>> BEGIN INPUT ROWS
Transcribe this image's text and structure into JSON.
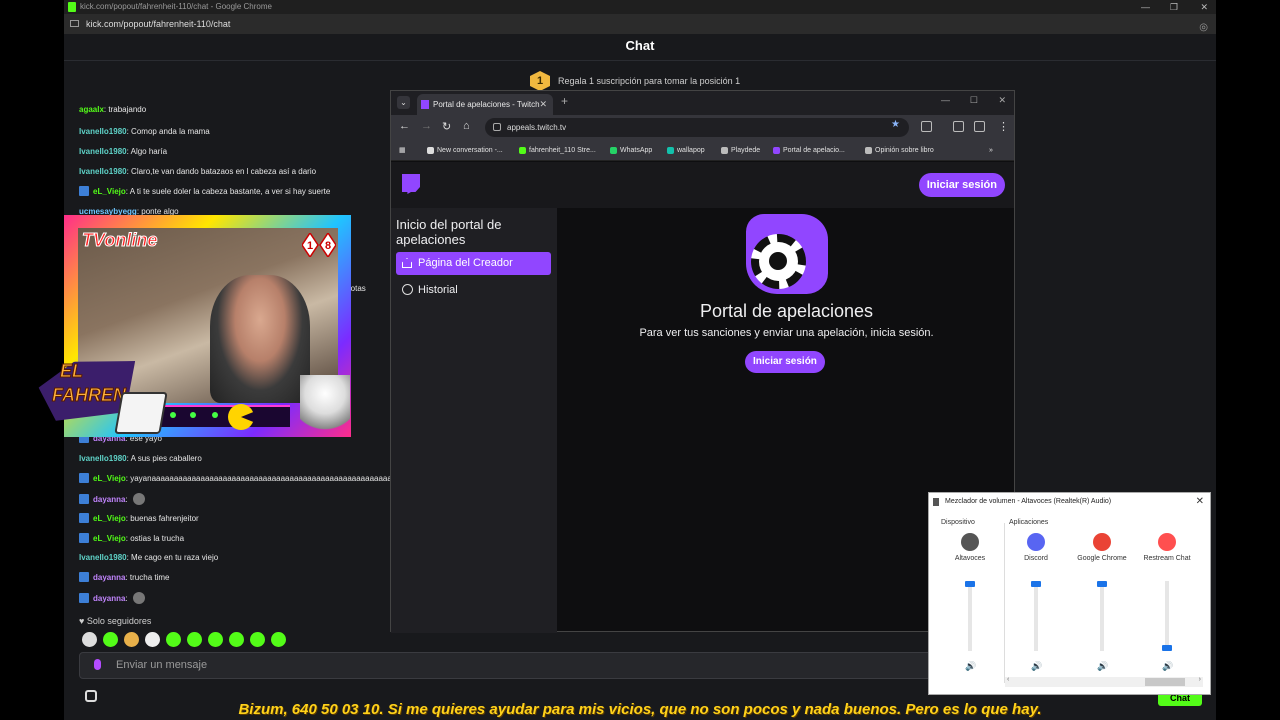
{
  "browser": {
    "window_title": "kick.com/popout/fahrenheit-110/chat - Google Chrome",
    "url": "kick.com/popout/fahrenheit-110/chat"
  },
  "chat": {
    "title": "Chat",
    "gift_badge": "1",
    "gift_text": "Regala 1 suscripción para tomar la posición 1",
    "messages_top": [
      {
        "user": "agaalx",
        "text": "trabajando",
        "color": "#53fc18",
        "badge": false
      },
      {
        "user": "Ivanello1980",
        "text": "Comop anda la mama",
        "color": "#5fd3c8",
        "badge": false
      },
      {
        "user": "Ivanello1980",
        "text": "Algo haría",
        "color": "#5fd3c8",
        "badge": false
      },
      {
        "user": "Ivanello1980",
        "text": "Claro,te van dando batazaos en l cabeza así a dario",
        "color": "#5fd3c8",
        "badge": false
      },
      {
        "user": "eL_Viejo",
        "text": "A ti te suele doler la cabeza bastante, a ver si hay suerte",
        "color": "#53fc18",
        "badge": true
      },
      {
        "user": "ucmesaybyegg",
        "text": "ponte algo",
        "color": "#6ec6ff",
        "badge": false
      }
    ],
    "partial_word": "pelotas",
    "messages_bottom": [
      {
        "user": "dayanna",
        "text": "ese yayo",
        "color": "#c084fc",
        "badge": true,
        "emote": false
      },
      {
        "user": "Ivanello1980",
        "text": "A sus pies caballero",
        "color": "#5fd3c8",
        "badge": false,
        "emote": false
      },
      {
        "user": "eL_Viejo",
        "text": "yayanaaaaaaaaaaaaaaaaaaaaaaaaaaaaaaaaaaaaaaaaaaaaaaaaaaaaaaaaaa",
        "color": "#53fc18",
        "badge": true,
        "emote": false
      },
      {
        "user": "dayanna",
        "text": "",
        "color": "#c084fc",
        "badge": true,
        "emote": true
      },
      {
        "user": "eL_Viejo",
        "text": "buenas fahrenjeitor",
        "color": "#53fc18",
        "badge": true,
        "emote": false
      },
      {
        "user": "eL_Viejo",
        "text": "ostias la trucha",
        "color": "#53fc18",
        "badge": true,
        "emote": false
      },
      {
        "user": "Ivanello1980",
        "text": "Me cago en tu raza viejo",
        "color": "#5fd3c8",
        "badge": false,
        "emote": false
      },
      {
        "user": "dayanna",
        "text": "trucha time",
        "color": "#c084fc",
        "badge": true,
        "emote": false
      },
      {
        "user": "dayanna",
        "text": "",
        "color": "#c084fc",
        "badge": true,
        "emote": true
      }
    ],
    "followers_only": "Solo seguidores",
    "emote_colors": [
      "#ddd",
      "#53fc18",
      "#e8b04a",
      "#eee",
      "#53fc18",
      "#53fc18",
      "#53fc18",
      "#53fc18",
      "#53fc18",
      "#53fc18"
    ],
    "input_placeholder": "Enviar un mensaje",
    "chat_button": "Chat"
  },
  "overlay": {
    "tv_online": "TVonline",
    "dice": "18",
    "logo_line1": "EL",
    "logo_line2": "FAHREN",
    "ticker": "Bizum, 640 50 03 10.  Si me quieres ayudar para mis vicios, que no son pocos y nada buenos. Pero es lo que hay."
  },
  "twitch_window": {
    "tab_title": "Portal de apelaciones - Twitch",
    "address": "appeals.twitch.tv",
    "bookmarks": [
      {
        "label": "New conversation -...",
        "color": "#ddd"
      },
      {
        "label": "fahrenheit_110 Stre...",
        "color": "#53fc18"
      },
      {
        "label": "WhatsApp",
        "color": "#25d366"
      },
      {
        "label": "wallapop",
        "color": "#13c1ac"
      },
      {
        "label": "Playdede",
        "color": "#bbb"
      },
      {
        "label": "Portal de apelacio...",
        "color": "#9146ff"
      },
      {
        "label": "Opinión sobre libro",
        "color": "#bbb"
      }
    ],
    "login_button": "Iniciar sesión",
    "sidebar_title": "Inicio del portal de apelaciones",
    "sidebar_creator": "Página del Creador",
    "sidebar_history": "Historial",
    "main_title": "Portal de apelaciones",
    "main_subtitle": "Para ver tus sanciones y enviar una apelación, inicia sesión.",
    "main_login": "Iniciar sesión",
    "accent": "#9146ff"
  },
  "volume_mixer": {
    "title": "Mezclador de volumen - Altavoces (Realtek(R) Audio)",
    "device_label": "Dispositivo",
    "apps_label": "Aplicaciones",
    "channels": [
      {
        "name": "Altavoces",
        "level": 1.0,
        "color": "#555"
      },
      {
        "name": "Discord",
        "level": 1.0,
        "color": "#5865f2"
      },
      {
        "name": "Google Chrome",
        "level": 1.0,
        "color": "#ea4335"
      },
      {
        "name": "Restream Chat",
        "level": 0.0,
        "color": "#ff4f4f"
      }
    ]
  }
}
>> END INPUT ROWS
WHAT YOU SHOULD DO:
Show every line above in which the word "name" occurs.

SOLUTION TO THE EXERCISE:
        "name": "Altavoces",
        "name": "Discord",
        "name": "Google Chrome",
        "name": "Restream Chat",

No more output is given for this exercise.